Collect the lines of the entries where "order" shows up.

Begin RECORDS FOR THIS EXERCISE

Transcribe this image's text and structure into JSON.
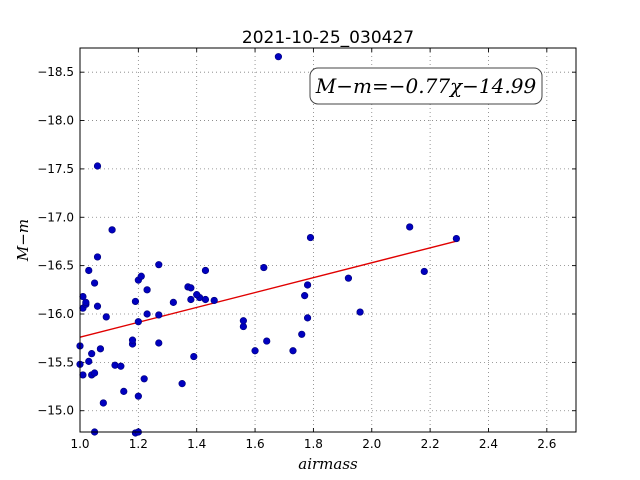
{
  "chart_data": {
    "type": "scatter",
    "title": "2021-10-25_030427",
    "xlabel": "airmass",
    "ylabel": "M−m",
    "xlim": [
      1.0,
      2.7
    ],
    "ylim": [
      -18.75,
      -14.78
    ],
    "y_inverted": true,
    "grid": true,
    "xticks": [
      1.0,
      1.2,
      1.4,
      1.6,
      1.8,
      2.0,
      2.2,
      2.4,
      2.6
    ],
    "xtick_labels": [
      "1.0",
      "1.2",
      "1.4",
      "1.6",
      "1.8",
      "2.0",
      "2.2",
      "2.4",
      "2.6"
    ],
    "yticks": [
      -15.0,
      -15.5,
      -16.0,
      -16.5,
      -17.0,
      -17.5,
      -18.0,
      -18.5
    ],
    "ytick_labels": [
      "−15.0",
      "−15.5",
      "−16.0",
      "−16.5",
      "−17.0",
      "−17.5",
      "−18.0",
      "−18.5"
    ],
    "fit": {
      "label": "M−m=−0.77χ−14.99",
      "slope": -0.77,
      "intercept": -14.99,
      "x_range": [
        1.0,
        2.3
      ],
      "color": "#e00000"
    },
    "point_color": "#0000bf",
    "points": [
      [
        1.05,
        -14.78
      ],
      [
        1.19,
        -14.77
      ],
      [
        1.2,
        -14.78
      ],
      [
        1.08,
        -15.08
      ],
      [
        1.2,
        -15.15
      ],
      [
        1.15,
        -15.2
      ],
      [
        1.35,
        -15.28
      ],
      [
        1.22,
        -15.33
      ],
      [
        1.01,
        -15.37
      ],
      [
        1.04,
        -15.37
      ],
      [
        1.05,
        -15.39
      ],
      [
        1.0,
        -15.48
      ],
      [
        1.03,
        -15.51
      ],
      [
        1.12,
        -15.47
      ],
      [
        1.14,
        -15.46
      ],
      [
        1.39,
        -15.56
      ],
      [
        1.04,
        -15.59
      ],
      [
        1.07,
        -15.64
      ],
      [
        1.6,
        -15.62
      ],
      [
        1.73,
        -15.62
      ],
      [
        1.0,
        -15.67
      ],
      [
        1.18,
        -15.69
      ],
      [
        1.27,
        -15.7
      ],
      [
        1.18,
        -15.73
      ],
      [
        1.64,
        -15.72
      ],
      [
        1.76,
        -15.79
      ],
      [
        1.56,
        -15.87
      ],
      [
        1.56,
        -15.93
      ],
      [
        1.2,
        -15.92
      ],
      [
        1.09,
        -15.97
      ],
      [
        1.27,
        -15.99
      ],
      [
        1.23,
        -16.0
      ],
      [
        1.78,
        -15.96
      ],
      [
        1.96,
        -16.02
      ],
      [
        1.01,
        -16.06
      ],
      [
        1.02,
        -16.1
      ],
      [
        1.02,
        -16.12
      ],
      [
        1.06,
        -16.08
      ],
      [
        1.32,
        -16.12
      ],
      [
        1.19,
        -16.13
      ],
      [
        1.01,
        -16.18
      ],
      [
        1.38,
        -16.15
      ],
      [
        1.41,
        -16.17
      ],
      [
        1.43,
        -16.15
      ],
      [
        1.4,
        -16.2
      ],
      [
        1.46,
        -16.14
      ],
      [
        1.77,
        -16.19
      ],
      [
        1.23,
        -16.25
      ],
      [
        1.37,
        -16.28
      ],
      [
        1.38,
        -16.27
      ],
      [
        1.05,
        -16.32
      ],
      [
        1.78,
        -16.3
      ],
      [
        1.2,
        -16.35
      ],
      [
        1.21,
        -16.39
      ],
      [
        1.92,
        -16.37
      ],
      [
        1.03,
        -16.45
      ],
      [
        1.43,
        -16.45
      ],
      [
        1.27,
        -16.51
      ],
      [
        1.63,
        -16.48
      ],
      [
        2.18,
        -16.44
      ],
      [
        1.06,
        -16.59
      ],
      [
        2.29,
        -16.78
      ],
      [
        1.79,
        -16.79
      ],
      [
        1.11,
        -16.87
      ],
      [
        2.13,
        -16.9
      ],
      [
        1.06,
        -17.53
      ],
      [
        1.68,
        -18.66
      ]
    ]
  }
}
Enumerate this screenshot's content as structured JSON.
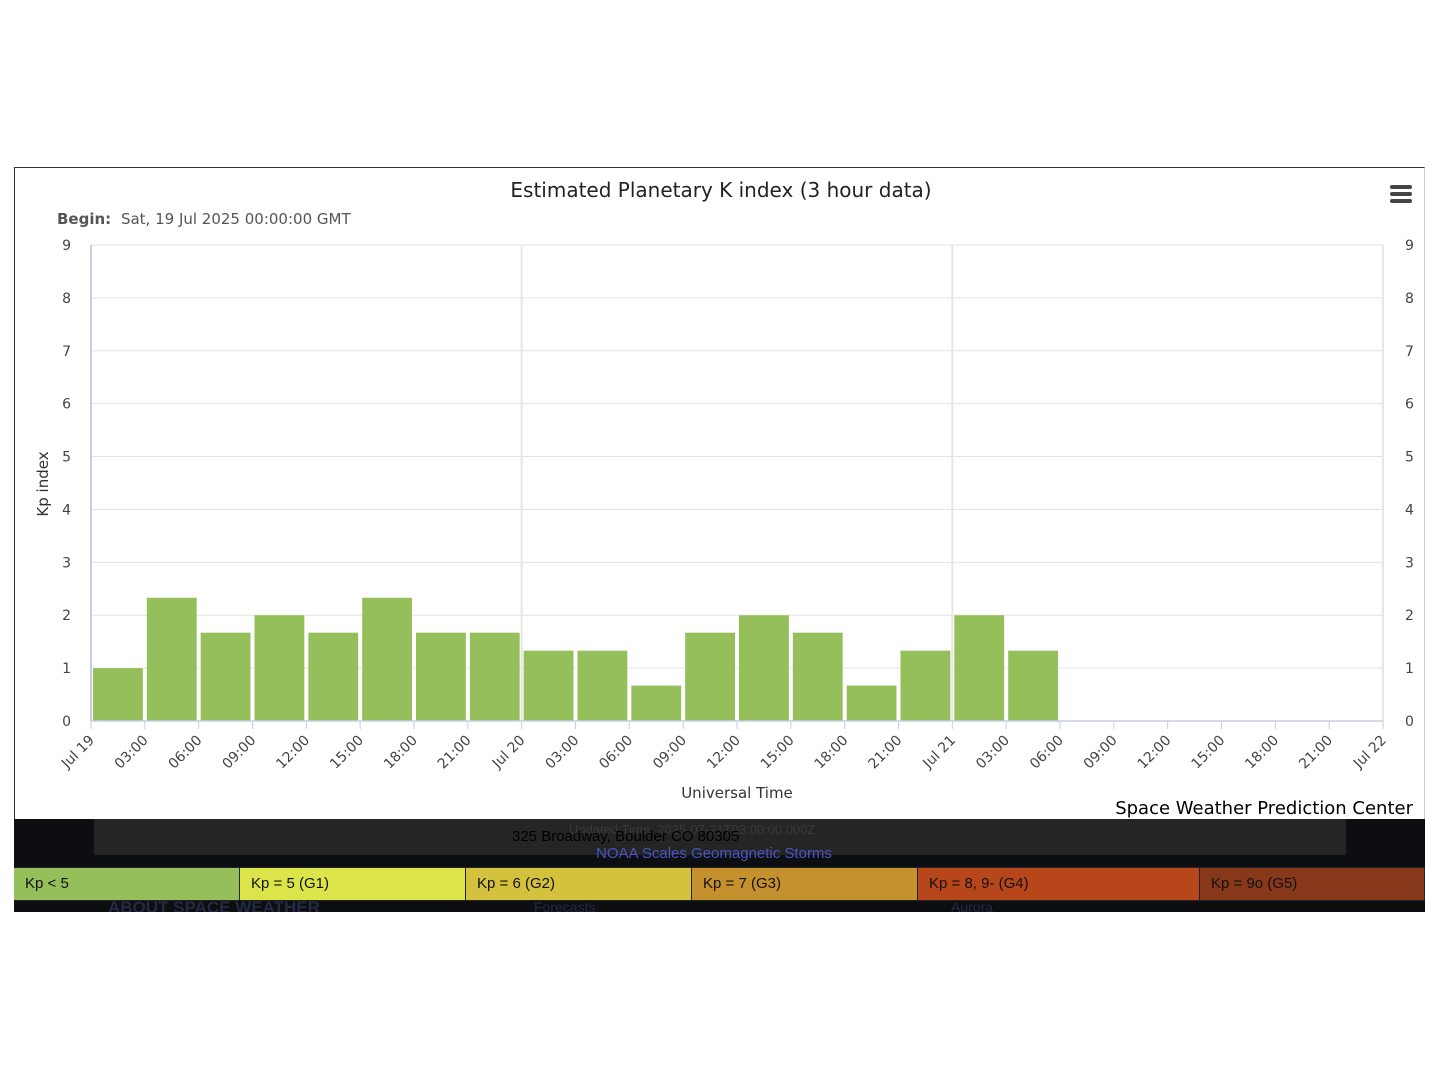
{
  "chart_data": {
    "type": "bar",
    "title": "Estimated Planetary K index (3 hour data)",
    "subtitle_label": "Begin:",
    "subtitle_value": "Sat, 19 Jul 2025 00:00:00 GMT",
    "ylabel": "Kp index",
    "xlabel": "Universal Time",
    "credit": "Space Weather Prediction Center",
    "ylim": [
      0,
      9
    ],
    "yticks": [
      "0",
      "1",
      "2",
      "3",
      "4",
      "5",
      "6",
      "7",
      "8",
      "9"
    ],
    "grid": true,
    "x_tick_labels": [
      "Jul 19",
      "03:00",
      "06:00",
      "09:00",
      "12:00",
      "15:00",
      "18:00",
      "21:00",
      "Jul 20",
      "03:00",
      "06:00",
      "09:00",
      "12:00",
      "15:00",
      "18:00",
      "21:00",
      "Jul 21",
      "03:00",
      "06:00",
      "09:00",
      "12:00",
      "15:00",
      "18:00",
      "21:00",
      "Jul 22"
    ],
    "x_start": "2025-07-19T00:00:00Z",
    "x_end": "2025-07-22T00:00:00Z",
    "x_step_hours": 3,
    "categories": [
      "2025-07-19T00:00Z",
      "2025-07-19T03:00Z",
      "2025-07-19T06:00Z",
      "2025-07-19T09:00Z",
      "2025-07-19T12:00Z",
      "2025-07-19T15:00Z",
      "2025-07-19T18:00Z",
      "2025-07-19T21:00Z",
      "2025-07-20T00:00Z",
      "2025-07-20T03:00Z",
      "2025-07-20T06:00Z",
      "2025-07-20T09:00Z",
      "2025-07-20T12:00Z",
      "2025-07-20T15:00Z",
      "2025-07-20T18:00Z",
      "2025-07-20T21:00Z",
      "2025-07-21T00:00Z",
      "2025-07-21T03:00Z"
    ],
    "values": [
      1.0,
      2.33,
      1.67,
      2.0,
      1.67,
      2.33,
      1.67,
      1.67,
      1.33,
      1.33,
      0.67,
      1.67,
      2.0,
      1.67,
      0.67,
      1.33,
      2.0,
      1.33
    ],
    "bar_color": "#94bf5a"
  },
  "footer": {
    "updated_text": "Updated Time: 2025-07-21T03:00:00.000Z",
    "address": "325 Broadway, Boulder CO 80305",
    "scales_link": "NOAA Scales Geomagnetic Storms",
    "about": "ABOUT SPACE WEATHER",
    "forecasts": "Forecasts",
    "aurora": "Aurora"
  },
  "legend": [
    {
      "label": "Kp < 5",
      "color": "#94bf5a"
    },
    {
      "label": "Kp = 5 (G1)",
      "color": "#dbe54a"
    },
    {
      "label": "Kp = 6 (G2)",
      "color": "#d4c13e"
    },
    {
      "label": "Kp = 7 (G3)",
      "color": "#c5902e"
    },
    {
      "label": "Kp = 8, 9- (G4)",
      "color": "#b8461b"
    },
    {
      "label": "Kp = 9o (G5)",
      "color": "#87381a"
    }
  ],
  "menu": {
    "icon": "hamburger-menu-icon"
  }
}
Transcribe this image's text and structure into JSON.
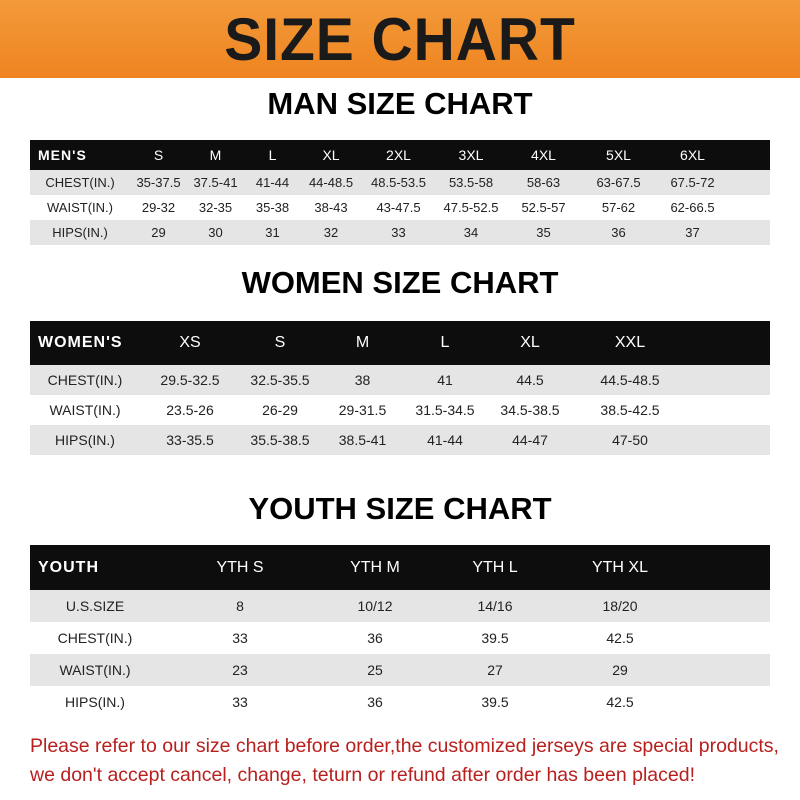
{
  "title": "SIZE CHART",
  "men": {
    "title": "MAN SIZE CHART",
    "header": "MEN'S",
    "sizes": [
      "S",
      "M",
      "L",
      "XL",
      "2XL",
      "3XL",
      "4XL",
      "5XL",
      "6XL"
    ],
    "rows": [
      {
        "label": "CHEST(IN.)",
        "values": [
          "35-37.5",
          "37.5-41",
          "41-44",
          "44-48.5",
          "48.5-53.5",
          "53.5-58",
          "58-63",
          "63-67.5",
          "67.5-72"
        ]
      },
      {
        "label": "WAIST(IN.)",
        "values": [
          "29-32",
          "32-35",
          "35-38",
          "38-43",
          "43-47.5",
          "47.5-52.5",
          "52.5-57",
          "57-62",
          "62-66.5"
        ]
      },
      {
        "label": "HIPS(IN.)",
        "values": [
          "29",
          "30",
          "31",
          "32",
          "33",
          "34",
          "35",
          "36",
          "37"
        ]
      }
    ]
  },
  "women": {
    "title": "WOMEN SIZE CHART",
    "header": "WOMEN'S",
    "sizes": [
      "XS",
      "S",
      "M",
      "L",
      "XL",
      "XXL"
    ],
    "rows": [
      {
        "label": "CHEST(IN.)",
        "values": [
          "29.5-32.5",
          "32.5-35.5",
          "38",
          "41",
          "44.5",
          "44.5-48.5"
        ]
      },
      {
        "label": "WAIST(IN.)",
        "values": [
          "23.5-26",
          "26-29",
          "29-31.5",
          "31.5-34.5",
          "34.5-38.5",
          "38.5-42.5"
        ]
      },
      {
        "label": "HIPS(IN.)",
        "values": [
          "33-35.5",
          "35.5-38.5",
          "38.5-41",
          "41-44",
          "44-47",
          "47-50"
        ]
      }
    ]
  },
  "youth": {
    "title": "YOUTH SIZE CHART",
    "header": "YOUTH",
    "sizes": [
      "YTH S",
      "YTH M",
      "YTH L",
      "YTH XL"
    ],
    "rows": [
      {
        "label": "U.S.SIZE",
        "values": [
          "8",
          "10/12",
          "14/16",
          "18/20"
        ]
      },
      {
        "label": "CHEST(IN.)",
        "values": [
          "33",
          "36",
          "39.5",
          "42.5"
        ]
      },
      {
        "label": "WAIST(IN.)",
        "values": [
          "23",
          "25",
          "27",
          "29"
        ]
      },
      {
        "label": "HIPS(IN.)",
        "values": [
          "33",
          "36",
          "39.5",
          "42.5"
        ]
      }
    ]
  },
  "notice": [
    "Please refer to our size chart before order,the customized jerseys are special products,",
    "we don't accept cancel, change, teturn or refund after order has been placed!"
  ],
  "colors": {
    "banner": "#ee8420",
    "header_row": "#0d0d0d",
    "stripe": "#e5e5e5",
    "notice": "#b8201e"
  }
}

End RECORDS FOR THIS EXERCISE

COMPLETED EXERCISE —
    "Please refer to our size chart before order,the customized jerseys are special products,",
    "we don't accept cancel, change, teturn or refund after order has been placed!"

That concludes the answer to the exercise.